> _What to produce_
Extract the complete data exactly as given.

═════ Material for this task ═════

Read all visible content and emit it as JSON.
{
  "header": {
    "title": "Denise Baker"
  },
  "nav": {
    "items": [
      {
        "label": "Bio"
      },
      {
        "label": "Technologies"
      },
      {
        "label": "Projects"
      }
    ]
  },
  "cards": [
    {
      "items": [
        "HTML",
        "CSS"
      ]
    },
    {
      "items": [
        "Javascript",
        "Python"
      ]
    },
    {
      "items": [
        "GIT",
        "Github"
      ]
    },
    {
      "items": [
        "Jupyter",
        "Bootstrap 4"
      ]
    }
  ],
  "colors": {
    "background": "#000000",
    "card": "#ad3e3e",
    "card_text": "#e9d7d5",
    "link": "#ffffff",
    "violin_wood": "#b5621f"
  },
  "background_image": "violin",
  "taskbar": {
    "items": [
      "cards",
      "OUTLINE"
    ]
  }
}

═════

> _Answer to the task_
Read all visible content and emit it as JSON.
{
  "header": {
    "title": "Denise Baker"
  },
  "nav": {
    "items": [
      {
        "label": "Bio"
      },
      {
        "label": "Technologies"
      },
      {
        "label": "Projects"
      }
    ]
  },
  "cards": [
    {
      "items": [
        "HTML",
        "CSS"
      ]
    },
    {
      "items": [
        "Javascript",
        "Python"
      ]
    },
    {
      "items": [
        "GIT",
        "Github"
      ]
    },
    {
      "items": [
        "Jupyter",
        "Bootstrap 4"
      ]
    }
  ],
  "colors": {
    "background": "#000000",
    "card": "#ad3e3e",
    "card_text": "#e9d7d5",
    "link": "#ffffff",
    "violin_wood": "#b5621f"
  },
  "background_image": "violin",
  "taskbar": {
    "items": [
      "cards",
      "OUTLINE"
    ]
  }
}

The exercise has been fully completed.